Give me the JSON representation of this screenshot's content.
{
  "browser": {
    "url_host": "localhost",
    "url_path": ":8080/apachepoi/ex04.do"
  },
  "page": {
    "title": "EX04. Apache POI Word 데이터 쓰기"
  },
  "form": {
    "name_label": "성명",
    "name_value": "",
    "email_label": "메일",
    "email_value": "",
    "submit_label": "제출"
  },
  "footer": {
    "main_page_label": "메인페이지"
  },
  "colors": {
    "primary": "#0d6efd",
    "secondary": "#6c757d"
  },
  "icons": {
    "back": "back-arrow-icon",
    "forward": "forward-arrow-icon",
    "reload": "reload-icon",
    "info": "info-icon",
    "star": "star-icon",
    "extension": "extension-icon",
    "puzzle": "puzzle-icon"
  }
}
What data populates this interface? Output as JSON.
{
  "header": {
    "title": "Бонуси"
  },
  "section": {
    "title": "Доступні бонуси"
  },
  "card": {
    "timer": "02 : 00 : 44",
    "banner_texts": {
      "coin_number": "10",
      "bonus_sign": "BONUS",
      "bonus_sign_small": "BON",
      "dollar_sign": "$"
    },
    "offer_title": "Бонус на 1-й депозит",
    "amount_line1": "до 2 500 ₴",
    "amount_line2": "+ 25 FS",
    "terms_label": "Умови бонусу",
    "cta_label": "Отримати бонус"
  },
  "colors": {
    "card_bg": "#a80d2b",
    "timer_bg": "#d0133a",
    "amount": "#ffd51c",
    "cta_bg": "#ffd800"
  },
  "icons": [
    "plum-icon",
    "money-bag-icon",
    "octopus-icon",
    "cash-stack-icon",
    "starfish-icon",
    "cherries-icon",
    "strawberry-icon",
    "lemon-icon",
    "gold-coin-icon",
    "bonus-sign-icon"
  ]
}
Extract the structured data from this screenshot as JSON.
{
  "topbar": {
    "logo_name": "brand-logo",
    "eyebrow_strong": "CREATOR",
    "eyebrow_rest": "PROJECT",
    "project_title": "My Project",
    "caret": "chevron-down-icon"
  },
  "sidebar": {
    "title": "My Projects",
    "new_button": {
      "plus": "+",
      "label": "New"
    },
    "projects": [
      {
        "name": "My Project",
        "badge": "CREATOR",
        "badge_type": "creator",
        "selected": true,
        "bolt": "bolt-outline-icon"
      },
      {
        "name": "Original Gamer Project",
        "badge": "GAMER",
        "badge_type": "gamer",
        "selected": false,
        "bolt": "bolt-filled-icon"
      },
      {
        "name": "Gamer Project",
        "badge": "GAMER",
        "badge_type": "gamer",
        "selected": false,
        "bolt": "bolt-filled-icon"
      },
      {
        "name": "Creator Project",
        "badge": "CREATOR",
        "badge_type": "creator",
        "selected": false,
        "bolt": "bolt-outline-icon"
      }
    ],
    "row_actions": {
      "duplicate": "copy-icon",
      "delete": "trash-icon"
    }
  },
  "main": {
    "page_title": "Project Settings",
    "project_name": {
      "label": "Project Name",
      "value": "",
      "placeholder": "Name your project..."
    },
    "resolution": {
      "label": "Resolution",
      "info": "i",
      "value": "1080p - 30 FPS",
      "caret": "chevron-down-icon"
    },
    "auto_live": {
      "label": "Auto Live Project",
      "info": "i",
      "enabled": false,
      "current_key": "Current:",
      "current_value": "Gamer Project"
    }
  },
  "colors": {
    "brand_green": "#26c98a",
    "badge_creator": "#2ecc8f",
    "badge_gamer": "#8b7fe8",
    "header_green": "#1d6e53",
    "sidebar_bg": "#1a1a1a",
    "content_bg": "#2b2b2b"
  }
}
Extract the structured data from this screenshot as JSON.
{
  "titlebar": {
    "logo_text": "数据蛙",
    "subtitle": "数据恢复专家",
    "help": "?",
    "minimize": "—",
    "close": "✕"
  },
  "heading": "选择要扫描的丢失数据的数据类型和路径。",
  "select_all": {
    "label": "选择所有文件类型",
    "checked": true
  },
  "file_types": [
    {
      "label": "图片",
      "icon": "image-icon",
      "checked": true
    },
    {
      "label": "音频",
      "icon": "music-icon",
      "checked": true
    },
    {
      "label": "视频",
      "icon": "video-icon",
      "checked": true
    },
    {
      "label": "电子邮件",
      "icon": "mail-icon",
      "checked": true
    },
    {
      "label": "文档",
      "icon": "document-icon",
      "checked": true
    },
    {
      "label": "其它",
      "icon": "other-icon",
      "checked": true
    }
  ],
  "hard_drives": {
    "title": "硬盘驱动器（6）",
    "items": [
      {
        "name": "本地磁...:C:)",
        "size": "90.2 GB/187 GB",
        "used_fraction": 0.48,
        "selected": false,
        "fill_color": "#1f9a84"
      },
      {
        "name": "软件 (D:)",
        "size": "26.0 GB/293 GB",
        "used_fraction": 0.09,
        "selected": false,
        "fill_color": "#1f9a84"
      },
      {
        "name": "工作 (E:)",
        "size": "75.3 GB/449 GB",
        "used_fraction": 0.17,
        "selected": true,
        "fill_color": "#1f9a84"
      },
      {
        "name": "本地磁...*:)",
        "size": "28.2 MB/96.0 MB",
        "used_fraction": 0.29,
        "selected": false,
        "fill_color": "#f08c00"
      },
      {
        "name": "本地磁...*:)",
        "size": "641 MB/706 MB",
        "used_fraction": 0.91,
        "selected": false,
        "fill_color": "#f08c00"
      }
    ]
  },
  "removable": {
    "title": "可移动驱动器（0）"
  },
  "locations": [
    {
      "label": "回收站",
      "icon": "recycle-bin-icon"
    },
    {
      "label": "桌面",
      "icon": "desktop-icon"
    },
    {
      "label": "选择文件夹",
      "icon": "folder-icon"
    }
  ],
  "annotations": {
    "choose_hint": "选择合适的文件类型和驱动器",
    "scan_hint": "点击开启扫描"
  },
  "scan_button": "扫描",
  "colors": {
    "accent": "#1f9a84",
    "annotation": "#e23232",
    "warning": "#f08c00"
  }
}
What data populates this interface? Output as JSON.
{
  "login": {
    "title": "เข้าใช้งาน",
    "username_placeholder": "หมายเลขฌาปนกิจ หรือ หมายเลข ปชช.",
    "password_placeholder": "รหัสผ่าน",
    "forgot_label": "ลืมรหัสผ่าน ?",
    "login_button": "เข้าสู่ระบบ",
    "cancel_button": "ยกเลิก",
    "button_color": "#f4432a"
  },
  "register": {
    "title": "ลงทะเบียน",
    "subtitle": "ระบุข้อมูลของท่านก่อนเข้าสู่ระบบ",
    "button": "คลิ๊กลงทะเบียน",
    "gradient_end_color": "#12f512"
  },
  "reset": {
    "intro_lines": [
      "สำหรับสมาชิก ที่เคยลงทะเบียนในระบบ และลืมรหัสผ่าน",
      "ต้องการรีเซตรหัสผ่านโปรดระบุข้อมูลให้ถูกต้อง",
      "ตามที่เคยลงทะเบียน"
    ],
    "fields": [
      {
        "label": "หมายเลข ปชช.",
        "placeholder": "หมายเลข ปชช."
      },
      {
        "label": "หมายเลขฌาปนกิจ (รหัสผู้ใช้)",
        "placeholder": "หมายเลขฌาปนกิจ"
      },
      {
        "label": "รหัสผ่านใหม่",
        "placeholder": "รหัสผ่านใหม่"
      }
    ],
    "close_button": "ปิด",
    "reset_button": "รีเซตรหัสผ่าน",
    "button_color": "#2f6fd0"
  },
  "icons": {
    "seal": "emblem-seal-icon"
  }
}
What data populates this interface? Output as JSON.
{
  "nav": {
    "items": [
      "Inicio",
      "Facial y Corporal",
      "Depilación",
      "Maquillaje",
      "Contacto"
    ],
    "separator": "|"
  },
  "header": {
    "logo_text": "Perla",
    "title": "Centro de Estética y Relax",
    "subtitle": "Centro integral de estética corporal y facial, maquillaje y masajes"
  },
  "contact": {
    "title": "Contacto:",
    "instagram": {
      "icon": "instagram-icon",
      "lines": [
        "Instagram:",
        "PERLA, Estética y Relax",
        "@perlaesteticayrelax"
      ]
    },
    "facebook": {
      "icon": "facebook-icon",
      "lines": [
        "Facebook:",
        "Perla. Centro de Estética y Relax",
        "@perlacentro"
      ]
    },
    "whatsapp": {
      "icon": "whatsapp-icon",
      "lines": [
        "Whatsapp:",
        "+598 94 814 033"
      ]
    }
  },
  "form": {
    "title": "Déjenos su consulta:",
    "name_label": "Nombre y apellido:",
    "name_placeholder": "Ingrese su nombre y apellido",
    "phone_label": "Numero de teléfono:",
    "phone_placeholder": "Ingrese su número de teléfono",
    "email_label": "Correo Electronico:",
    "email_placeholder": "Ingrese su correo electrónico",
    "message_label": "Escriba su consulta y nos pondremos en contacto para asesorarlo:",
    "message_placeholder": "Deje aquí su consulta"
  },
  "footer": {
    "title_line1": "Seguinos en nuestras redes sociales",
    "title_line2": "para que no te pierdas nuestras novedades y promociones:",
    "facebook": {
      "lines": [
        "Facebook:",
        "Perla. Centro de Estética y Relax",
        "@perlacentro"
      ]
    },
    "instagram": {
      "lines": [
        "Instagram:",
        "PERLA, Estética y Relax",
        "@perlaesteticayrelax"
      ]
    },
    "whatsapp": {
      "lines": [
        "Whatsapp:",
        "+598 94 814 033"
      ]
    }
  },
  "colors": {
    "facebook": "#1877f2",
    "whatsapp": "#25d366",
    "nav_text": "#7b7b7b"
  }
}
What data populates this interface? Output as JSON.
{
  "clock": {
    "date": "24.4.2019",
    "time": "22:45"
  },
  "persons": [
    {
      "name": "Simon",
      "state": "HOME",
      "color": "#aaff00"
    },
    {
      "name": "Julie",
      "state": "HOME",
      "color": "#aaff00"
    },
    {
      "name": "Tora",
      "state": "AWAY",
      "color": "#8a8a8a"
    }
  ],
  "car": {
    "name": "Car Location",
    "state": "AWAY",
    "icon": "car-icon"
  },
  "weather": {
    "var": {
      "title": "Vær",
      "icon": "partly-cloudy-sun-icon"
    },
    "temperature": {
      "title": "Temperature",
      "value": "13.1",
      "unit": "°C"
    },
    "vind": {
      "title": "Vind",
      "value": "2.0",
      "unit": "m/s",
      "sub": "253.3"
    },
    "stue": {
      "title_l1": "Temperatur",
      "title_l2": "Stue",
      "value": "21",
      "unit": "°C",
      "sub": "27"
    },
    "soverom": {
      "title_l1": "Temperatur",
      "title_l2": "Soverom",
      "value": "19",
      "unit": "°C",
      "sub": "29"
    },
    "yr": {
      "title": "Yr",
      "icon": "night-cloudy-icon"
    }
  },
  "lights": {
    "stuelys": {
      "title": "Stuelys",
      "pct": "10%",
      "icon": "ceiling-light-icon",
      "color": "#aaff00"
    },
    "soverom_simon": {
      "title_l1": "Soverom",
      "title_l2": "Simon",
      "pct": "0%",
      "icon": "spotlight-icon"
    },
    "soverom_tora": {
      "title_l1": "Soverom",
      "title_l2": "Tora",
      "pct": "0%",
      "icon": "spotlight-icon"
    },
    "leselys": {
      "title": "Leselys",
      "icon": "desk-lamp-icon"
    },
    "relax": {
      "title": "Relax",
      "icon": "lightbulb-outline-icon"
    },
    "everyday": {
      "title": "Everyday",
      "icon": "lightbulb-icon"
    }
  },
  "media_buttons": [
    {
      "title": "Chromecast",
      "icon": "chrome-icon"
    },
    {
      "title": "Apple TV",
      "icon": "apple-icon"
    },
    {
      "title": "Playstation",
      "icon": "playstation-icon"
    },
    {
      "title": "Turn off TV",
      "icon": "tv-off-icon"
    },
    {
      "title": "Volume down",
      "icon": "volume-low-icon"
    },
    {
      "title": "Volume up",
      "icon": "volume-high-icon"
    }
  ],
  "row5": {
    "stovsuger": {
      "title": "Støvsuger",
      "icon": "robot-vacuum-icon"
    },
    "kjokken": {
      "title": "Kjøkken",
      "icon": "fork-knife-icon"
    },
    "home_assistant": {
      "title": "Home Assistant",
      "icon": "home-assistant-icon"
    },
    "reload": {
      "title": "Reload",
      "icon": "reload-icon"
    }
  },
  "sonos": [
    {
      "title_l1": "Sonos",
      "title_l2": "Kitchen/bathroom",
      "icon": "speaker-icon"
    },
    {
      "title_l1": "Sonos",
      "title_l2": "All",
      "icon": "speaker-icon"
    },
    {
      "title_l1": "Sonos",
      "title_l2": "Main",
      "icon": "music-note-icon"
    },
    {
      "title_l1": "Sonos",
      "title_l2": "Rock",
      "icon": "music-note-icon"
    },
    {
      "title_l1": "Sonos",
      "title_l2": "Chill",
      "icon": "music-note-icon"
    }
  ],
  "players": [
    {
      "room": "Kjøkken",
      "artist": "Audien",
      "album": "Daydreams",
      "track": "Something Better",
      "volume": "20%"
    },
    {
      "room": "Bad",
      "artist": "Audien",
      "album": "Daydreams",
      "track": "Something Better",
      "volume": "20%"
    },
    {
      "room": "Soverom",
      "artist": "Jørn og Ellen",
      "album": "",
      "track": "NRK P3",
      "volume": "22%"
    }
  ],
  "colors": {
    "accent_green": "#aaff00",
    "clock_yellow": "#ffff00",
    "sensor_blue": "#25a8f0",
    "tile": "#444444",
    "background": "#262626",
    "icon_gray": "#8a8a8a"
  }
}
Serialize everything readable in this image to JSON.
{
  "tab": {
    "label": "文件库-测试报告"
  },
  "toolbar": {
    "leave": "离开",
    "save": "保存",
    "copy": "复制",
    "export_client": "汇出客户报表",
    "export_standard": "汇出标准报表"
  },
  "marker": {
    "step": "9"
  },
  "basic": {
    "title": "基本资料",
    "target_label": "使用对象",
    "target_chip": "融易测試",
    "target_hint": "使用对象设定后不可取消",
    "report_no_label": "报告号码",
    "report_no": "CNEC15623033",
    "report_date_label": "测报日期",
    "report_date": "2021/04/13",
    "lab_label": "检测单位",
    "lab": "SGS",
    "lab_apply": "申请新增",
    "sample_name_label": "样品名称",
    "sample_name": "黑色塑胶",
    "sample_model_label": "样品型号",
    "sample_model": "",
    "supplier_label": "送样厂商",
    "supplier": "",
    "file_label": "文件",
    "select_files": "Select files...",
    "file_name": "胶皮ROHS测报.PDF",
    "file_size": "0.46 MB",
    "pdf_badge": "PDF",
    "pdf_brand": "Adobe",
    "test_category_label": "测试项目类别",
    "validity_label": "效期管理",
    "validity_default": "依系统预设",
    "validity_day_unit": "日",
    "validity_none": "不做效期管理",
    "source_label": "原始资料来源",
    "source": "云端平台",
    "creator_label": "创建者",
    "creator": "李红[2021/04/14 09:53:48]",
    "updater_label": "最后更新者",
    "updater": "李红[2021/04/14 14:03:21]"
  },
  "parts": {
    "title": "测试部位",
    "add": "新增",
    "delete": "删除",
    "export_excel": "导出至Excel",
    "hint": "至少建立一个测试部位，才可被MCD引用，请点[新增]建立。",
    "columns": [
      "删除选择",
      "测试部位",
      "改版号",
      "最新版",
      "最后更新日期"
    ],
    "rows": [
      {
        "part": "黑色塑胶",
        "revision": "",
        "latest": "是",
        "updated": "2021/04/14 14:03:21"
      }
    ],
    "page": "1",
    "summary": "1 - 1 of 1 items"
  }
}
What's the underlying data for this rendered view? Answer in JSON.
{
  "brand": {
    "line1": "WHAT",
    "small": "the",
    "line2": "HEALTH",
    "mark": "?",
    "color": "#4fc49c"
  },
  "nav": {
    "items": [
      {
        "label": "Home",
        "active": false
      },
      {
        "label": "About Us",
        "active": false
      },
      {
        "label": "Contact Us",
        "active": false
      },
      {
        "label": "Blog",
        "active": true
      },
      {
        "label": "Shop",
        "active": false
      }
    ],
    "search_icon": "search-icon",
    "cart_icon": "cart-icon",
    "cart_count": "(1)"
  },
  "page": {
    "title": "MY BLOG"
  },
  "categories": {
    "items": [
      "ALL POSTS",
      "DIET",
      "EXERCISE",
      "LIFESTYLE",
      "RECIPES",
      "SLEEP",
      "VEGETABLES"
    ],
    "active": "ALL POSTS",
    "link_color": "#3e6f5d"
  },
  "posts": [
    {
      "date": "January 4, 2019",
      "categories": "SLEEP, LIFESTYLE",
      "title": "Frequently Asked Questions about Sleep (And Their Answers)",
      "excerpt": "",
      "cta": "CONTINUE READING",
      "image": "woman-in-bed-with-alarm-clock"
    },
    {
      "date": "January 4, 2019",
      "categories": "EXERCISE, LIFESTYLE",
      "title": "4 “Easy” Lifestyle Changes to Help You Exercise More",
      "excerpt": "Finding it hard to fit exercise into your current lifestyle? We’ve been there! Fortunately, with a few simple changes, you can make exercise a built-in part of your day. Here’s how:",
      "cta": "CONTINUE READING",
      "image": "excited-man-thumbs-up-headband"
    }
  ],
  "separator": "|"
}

++++++++++

### What you have to do
Display every line of the listing that contains the string "subtitle".

### The result
    "subtitle": "数据恢复专家",
    "subtitle": "ระบุข้อมูลของท่านก่อนเข้าสู่ระบบ",
    "subtitle": "Centro integral de estética corporal y facial, maquillaje y masajes"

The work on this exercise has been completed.